* [YOUR TASK]:
Identify the lines that contain the word "Saraf", then copy them.

* [ENTRIES SUPPLIED]:
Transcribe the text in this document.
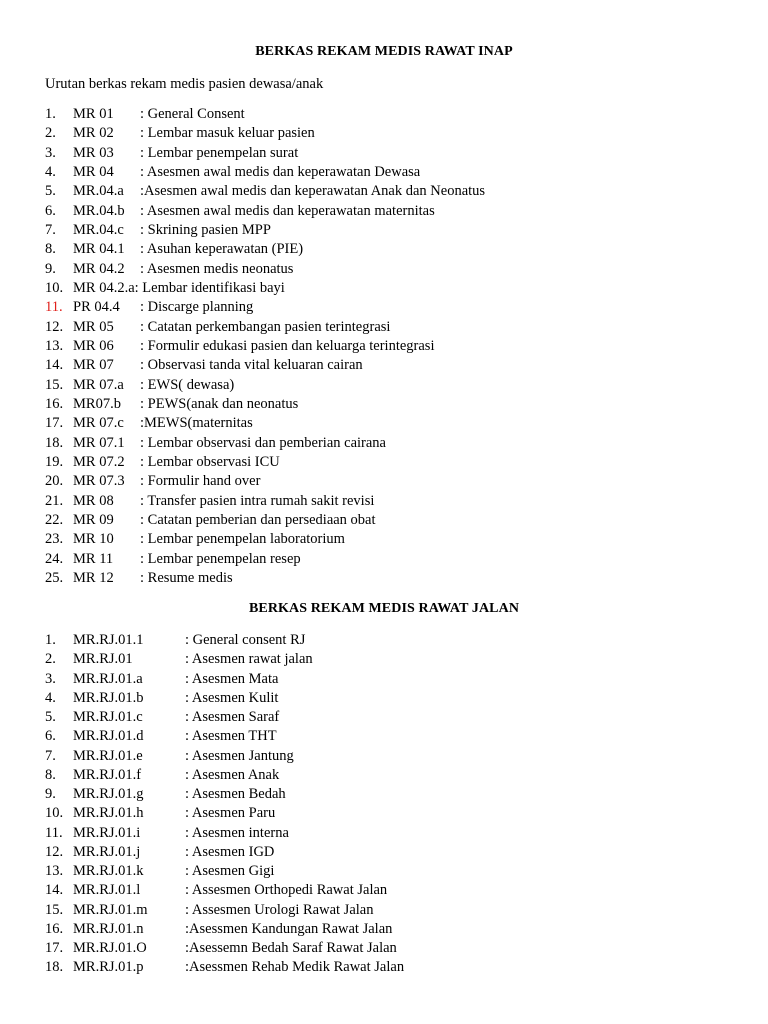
BERKAS REKAM MEDIS RAWAT INAP
Urutan berkas rekam medis pasien dewasa/anak
1. MR 01 : General Consent
2. MR 02 : Lembar masuk keluar pasien
3. MR 03 : Lembar penempelan surat
4. MR 04 : Asesmen awal medis dan keperawatan Dewasa
5. MR.04.a :Asesmen awal medis dan keperawatan Anak dan Neonatus
6. MR.04.b : Asesmen awal medis dan keperawatan maternitas
7. MR.04.c : Skrining pasien MPP
8. MR 04.1 : Asuhan keperawatan (PIE)
9. MR 04.2 : Asesmen medis neonatus
10. MR 04.2.a: Lembar identifikasi bayi
11. PR 04.4 : Discarge planning
12. MR 05 : Catatan perkembangan pasien terintegrasi
13. MR 06 : Formulir edukasi pasien dan keluarga terintegrasi
14. MR 07 : Observasi tanda vital keluaran cairan
15. MR 07.a : EWS( dewasa)
16. MR07.b : PEWS(anak dan neonatus
17. MR 07.c :MEWS(maternitas
18. MR 07.1 : Lembar observasi dan pemberian cairana
19. MR 07.2 : Lembar observasi ICU
20. MR 07.3 : Formulir hand over
21. MR 08 : Transfer pasien intra rumah sakit revisi
22. MR 09 : Catatan pemberian dan persediaan obat
23. MR 10 : Lembar penempelan laboratorium
24. MR 11 : Lembar penempelan resep
25. MR 12 : Resume medis
BERKAS REKAM MEDIS RAWAT JALAN
1. MR.RJ.01.1	: General consent RJ
2. MR.RJ.01	: Asesmen rawat jalan
3. MR.RJ.01.a	: Asesmen Mata
4. MR.RJ.01.b	: Asesmen Kulit
5. MR.RJ.01.c	: Asesmen Saraf
6. MR.RJ.01.d	: Asesmen THT
7. MR.RJ.01.e	: Asesmen Jantung
8. MR.RJ.01.f	: Asesmen Anak
9. MR.RJ.01.g	: Asesmen Bedah
10. MR.RJ.01.h	: Asesmen Paru
11. MR.RJ.01.i	: Asesmen interna
12. MR.RJ.01.j	: Asesmen IGD
13. MR.RJ.01.k	: Asesmen Gigi
14. MR.RJ.01.l	: Assesmen Orthopedi Rawat Jalan
15. MR.RJ.01.m	: Assesmen Urologi Rawat Jalan
16. MR.RJ.01.n	:Asessmen Kandungan Rawat Jalan
17. MR.RJ.01.O	:Asessemn Bedah Saraf Rawat Jalan
18. MR.RJ.01.p	:Asessmen Rehab Medik Rawat Jalan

* [SOLUTION TO THE PROBLEM]:
5. MR.RJ.01.c	: Asesmen Saraf
17. MR.RJ.01.O	:Asessemn Bedah Saraf Rawat Jalan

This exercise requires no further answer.